Goal >> Locate every line in the records below that holds the word "this" and return each one.

Data shown >>
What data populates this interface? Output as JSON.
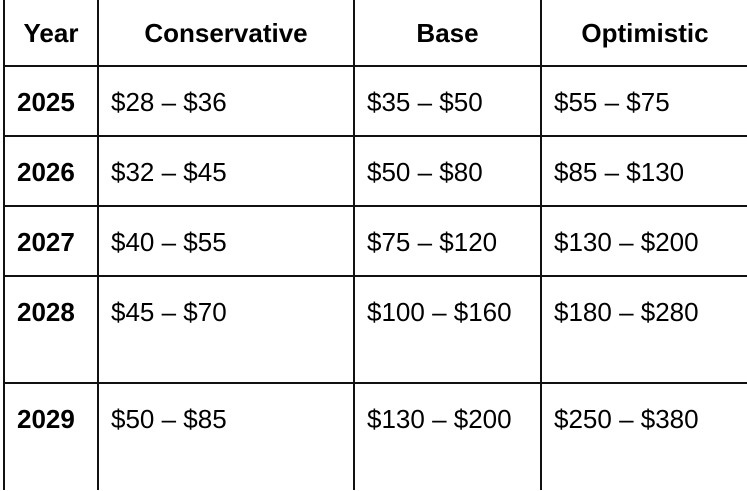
{
  "headers": [
    "Year",
    "Conservative",
    "Base",
    "Optimistic"
  ],
  "rows": [
    {
      "year": "2025",
      "conservative": "$28 – $36",
      "base": "$35 – $50",
      "optimistic": "$55 – $75"
    },
    {
      "year": "2026",
      "conservative": "$32 – $45",
      "base": "$50 – $80",
      "optimistic": "$85 – $130"
    },
    {
      "year": "2027",
      "conservative": "$40 – $55",
      "base": "$75 – $120",
      "optimistic": "$130 – $200"
    },
    {
      "year": "2028",
      "conservative": "$45 – $70",
      "base": "$100 – $160",
      "optimistic": "$180 – $280"
    },
    {
      "year": "2029",
      "conservative": "$50 – $85",
      "base": "$130 – $200",
      "optimistic": "$250 – $380"
    }
  ]
}
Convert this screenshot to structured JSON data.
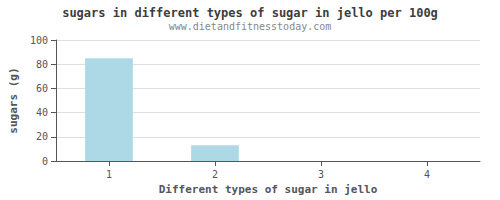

Correct result >>
What data populates this interface? Output as JSON.
Convert this screenshot to structured JSON data.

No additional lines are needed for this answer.